## Énoncé 1
Selon le texte choisi, dans quelle ville Catherine Simeon est-elle née ?
## Énoncé 2
Dans les enregistrements, recopiez les lignes depuis celle qui contient « 84, 543, 359] » jusqu'à celle qui contient « legend: z = 0 » incluse, en renommant « y-tick-label » en « y-axis-label » sans rien modifier d'autre. Ne donnez que ces lignes.

## Texte choisi
Catherine Anne Thomasine Simeon, la mère d'Henriette et de Fanny, est quant à elle née irlandaise. Nous n'avons pas retrouvé son acte de naissance mais nous savons qu'elle est née vers 1827 (elle est âgée de 32 ans au moment de la naissance de sa fille Henriette) à Londonderry, en Irlande du nord. Elle était la fille du Rear-Admiral Charles Simeon et de Fances Woore. Catherine Simeon est décédée en 1911 à l'âge de 84 ans. Elle a donc survécu à son mari Jean Charles Edouard Pigeard plus de 25 ans. Elle aura vu mourir sa fille Fanny en 1893 et son petit-fils Maurice Stamm en 1901. L'ascendance de Madame Pigeard née Simeon, irlandaise, est illustre et l'on peut remonter assez facilement son arbre généalogique composé d'amiraux de la marine royale anglaise. Nous n'avons pas retrouvé le mariage des parents d'Henriette et Fanny Pigeard, probablement célébré en Irlande.

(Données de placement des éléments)
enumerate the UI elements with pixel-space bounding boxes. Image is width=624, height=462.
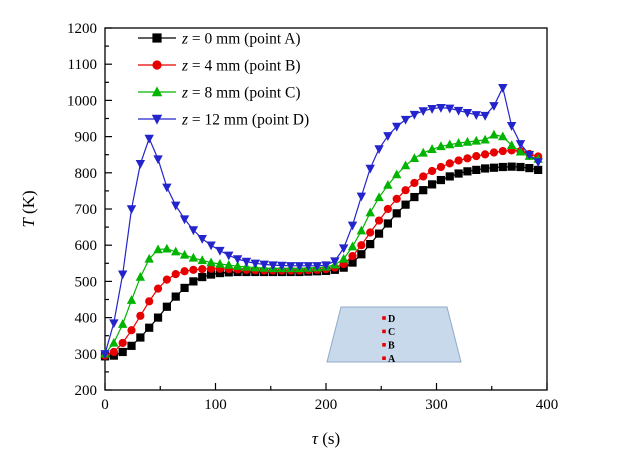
series-3	[100, 84, 543, 359]
y-axis: 200 300 400 500 600 700 800 900 1000 1100 1200 T (K…	[19, 21, 112, 399]
y-tick-label: 700	[75, 202, 98, 218]
y-tick-label: 500	[75, 274, 98, 290]
x-tick-label: 400	[536, 397, 559, 413]
y-tick-label: 1100	[68, 57, 97, 73]
x-tick-label: 300	[425, 397, 448, 413]
y-tick-label: 400	[75, 311, 98, 327]
y-tick-label: 600	[75, 238, 98, 254]
legend: z = 0 mm (point A) z = 4 mm (point B) z = …	[138, 31, 309, 129]
y-tick-label: 200	[75, 383, 98, 399]
measure-point-dot	[382, 343, 386, 347]
x-tick-label: 100	[204, 397, 227, 413]
y-tick-label: 800	[75, 166, 98, 182]
x-axis-title: τ (s)	[312, 429, 340, 448]
y-tick-label: 1200	[67, 21, 97, 37]
y-axis-title: T (K)	[19, 190, 38, 227]
x-tick-label: 0	[101, 397, 109, 413]
workpiece-trapezoid	[326, 306, 462, 363]
legend-label: z = 12 mm (point D)	[181, 112, 309, 129]
legend-label: z = 8 mm (point C)	[181, 85, 301, 102]
x-axis: 0 100 200 300 400 τ (s)	[101, 383, 558, 448]
measure-point-label: A	[388, 354, 396, 365]
measure-point-dot	[382, 356, 386, 360]
measure-point-label: B	[388, 341, 395, 352]
legend-label: z = 4 mm (point B)	[181, 58, 301, 75]
measure-point-label: C	[388, 327, 395, 338]
y-tick-label: 1000	[67, 93, 97, 109]
y-tick-label: 900	[75, 130, 98, 146]
measure-point-label: D	[388, 314, 395, 325]
y-tick-label: 300	[75, 347, 98, 363]
x-tick-label: 200	[315, 397, 338, 413]
legend-label: z = 0 mm (point A)	[181, 31, 301, 48]
measure-point-dot	[382, 316, 386, 320]
measure-point-dot	[382, 329, 386, 334]
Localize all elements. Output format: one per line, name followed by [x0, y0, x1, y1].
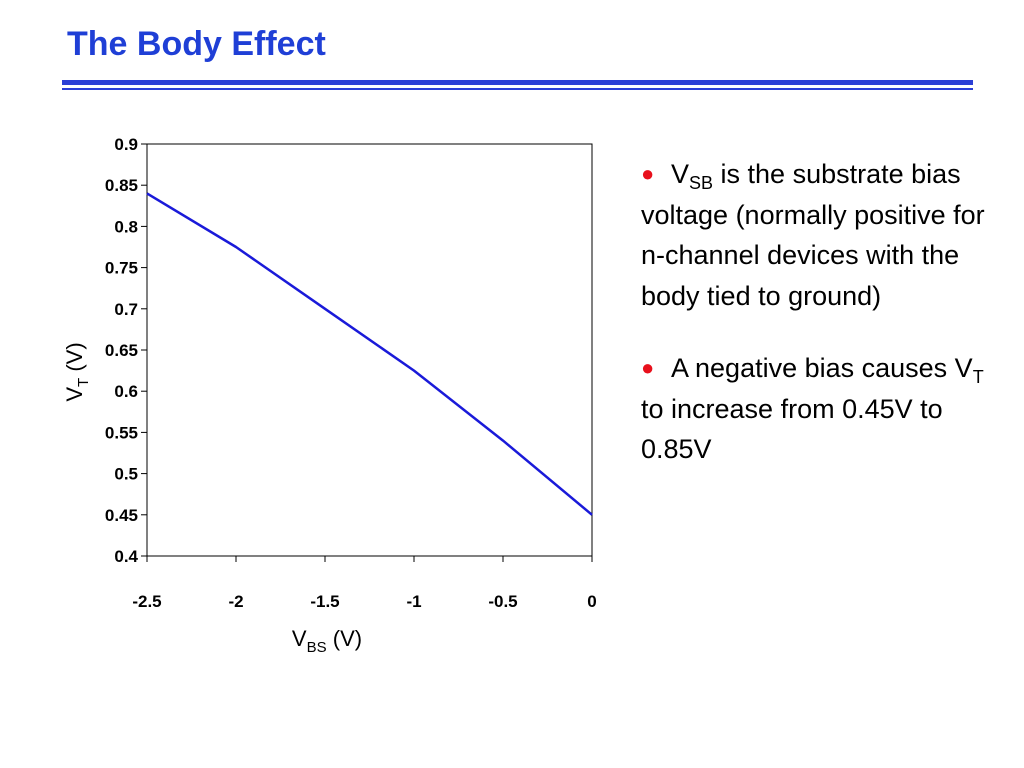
vt-vs-vbs-chart: 0.4 0.45 0.5 0.55 0.6 0.65 0.7 0.75 0.8 0.85 0.9 -…: [62, 135, 597, 656]
y-tick-label: 0.9: [114, 135, 138, 154]
x-tick-label: -2: [228, 592, 243, 611]
bullet-marker: ●: [641, 161, 655, 186]
y-axis-title-main: V: [62, 387, 87, 402]
plot-frame: [146, 143, 593, 557]
y-tick-label: 0.4: [114, 547, 138, 566]
y-tick-label: 0.55: [105, 423, 138, 442]
y-tick-label: 0.5: [114, 465, 138, 484]
y-tick-label: 0.6: [114, 382, 138, 401]
x-tick-label: -0.5: [488, 592, 517, 611]
x-tick-labels: -2.5 -2 -1.5 -1 -0.5 0: [132, 592, 596, 611]
chart-series: [146, 192, 593, 516]
x-tick-label: -1.5: [310, 592, 339, 611]
bullet-2-subscript: T: [972, 367, 984, 387]
x-tick-label: -1: [406, 592, 421, 611]
title-divider-thick: [62, 80, 973, 85]
bullet-2-prefix: A negative bias causes V: [671, 353, 973, 383]
y-tick-label: 0.75: [105, 259, 138, 278]
title-divider-thin: [62, 88, 973, 90]
y-tick-label: 0.85: [105, 176, 138, 195]
bullet-list: ● VSB is the substrate bias voltage (norm…: [641, 154, 991, 502]
y-tick-label: 0.45: [105, 506, 138, 525]
x-axis-title: VBS (V): [292, 626, 362, 656]
y-tick-labels: 0.4 0.45 0.5 0.55 0.6 0.65 0.7 0.75 0.8 0.85 0.9: [105, 135, 139, 566]
series-line: [146, 192, 593, 516]
y-axis-title-unit: (V): [62, 342, 87, 377]
y-tick-label: 0.8: [114, 217, 138, 236]
x-axis-title-unit: (V): [327, 626, 362, 651]
x-tick-label: 0: [587, 592, 596, 611]
bullet-item-vsb: ● VSB is the substrate bias voltage (norm…: [641, 154, 991, 316]
bullet-1-text: is the substrate bias voltage (normally …: [641, 159, 985, 311]
y-tick-label: 0.7: [114, 300, 138, 319]
bullet-item-negative-bias: ● A negative bias causes VT to increase f…: [641, 348, 991, 470]
y-axis-title-sub: T: [75, 378, 92, 387]
y-tick-label: 0.65: [105, 341, 138, 360]
chart-axes: [141, 143, 593, 562]
x-tick-label: -2.5: [132, 592, 161, 611]
x-axis-title-main: V: [292, 626, 307, 651]
bullet-2-text: to increase from 0.45V to 0.85V: [641, 393, 943, 465]
bullet-marker: ●: [641, 355, 655, 380]
bullet-1-subscript: SB: [689, 173, 714, 193]
bullet-1-prefix: V: [671, 159, 690, 189]
y-axis-title: VT (V): [62, 342, 92, 401]
x-axis-title-sub: BS: [307, 639, 327, 656]
slide-title: The Body Effect: [67, 25, 326, 63]
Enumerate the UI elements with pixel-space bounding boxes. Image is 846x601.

## Corrigé 1
À Londonderry, en Irlande du Nord.

## Corrigé 2
series-3	[100, 84, 543, 359]
y-axis: 200 300 400 500 600 700 800 900 1000 1100 1200 T (K…	[19, 21, 112, 399]
y-axis-label: 700	[75, 202, 98, 218]
y-axis-label: 500	[75, 274, 98, 290]
x-tick-label: 400	[536, 397, 559, 413]
y-axis-label: 1100	[68, 57, 97, 73]
x-tick-label: 300	[425, 397, 448, 413]
y-axis-label: 400	[75, 311, 98, 327]
y-axis-label: 600	[75, 238, 98, 254]
legend: z = 0 mm (point A) z = 4 mm (point B) z = …	[138, 31, 309, 129]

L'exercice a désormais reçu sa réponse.